» **Goal of the exercise**: The listing below should be written out exactly; please include all of it.

━━ Exercise materials ━━

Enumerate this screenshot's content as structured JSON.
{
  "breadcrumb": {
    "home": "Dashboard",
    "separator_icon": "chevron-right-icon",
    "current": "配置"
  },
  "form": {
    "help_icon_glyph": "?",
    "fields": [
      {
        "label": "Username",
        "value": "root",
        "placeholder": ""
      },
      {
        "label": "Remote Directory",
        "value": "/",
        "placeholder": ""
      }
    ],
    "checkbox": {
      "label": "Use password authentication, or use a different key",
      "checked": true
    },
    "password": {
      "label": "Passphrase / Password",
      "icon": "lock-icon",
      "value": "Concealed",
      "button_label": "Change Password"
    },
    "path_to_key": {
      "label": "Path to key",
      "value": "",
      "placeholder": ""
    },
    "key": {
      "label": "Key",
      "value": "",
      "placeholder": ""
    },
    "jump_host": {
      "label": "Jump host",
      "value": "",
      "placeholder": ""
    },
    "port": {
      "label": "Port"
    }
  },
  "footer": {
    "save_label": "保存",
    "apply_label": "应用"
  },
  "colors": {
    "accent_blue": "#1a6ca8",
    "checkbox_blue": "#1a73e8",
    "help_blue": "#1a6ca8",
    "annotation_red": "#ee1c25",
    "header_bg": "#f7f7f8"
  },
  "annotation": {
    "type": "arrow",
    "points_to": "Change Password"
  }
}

━━━

» **The completed task**:
Enumerate this screenshot's content as structured JSON.
{
  "breadcrumb": {
    "home": "Dashboard",
    "separator_icon": "chevron-right-icon",
    "current": "配置"
  },
  "form": {
    "help_icon_glyph": "?",
    "fields": [
      {
        "label": "Username",
        "value": "root",
        "placeholder": ""
      },
      {
        "label": "Remote Directory",
        "value": "/",
        "placeholder": ""
      }
    ],
    "checkbox": {
      "label": "Use password authentication, or use a different key",
      "checked": true
    },
    "password": {
      "label": "Passphrase / Password",
      "icon": "lock-icon",
      "value": "Concealed",
      "button_label": "Change Password"
    },
    "path_to_key": {
      "label": "Path to key",
      "value": "",
      "placeholder": ""
    },
    "key": {
      "label": "Key",
      "value": "",
      "placeholder": ""
    },
    "jump_host": {
      "label": "Jump host",
      "value": "",
      "placeholder": ""
    },
    "port": {
      "label": "Port"
    }
  },
  "footer": {
    "save_label": "保存",
    "apply_label": "应用"
  },
  "colors": {
    "accent_blue": "#1a6ca8",
    "checkbox_blue": "#1a73e8",
    "help_blue": "#1a6ca8",
    "annotation_red": "#ee1c25",
    "header_bg": "#f7f7f8"
  },
  "annotation": {
    "type": "arrow",
    "points_to": "Change Password"
  }
}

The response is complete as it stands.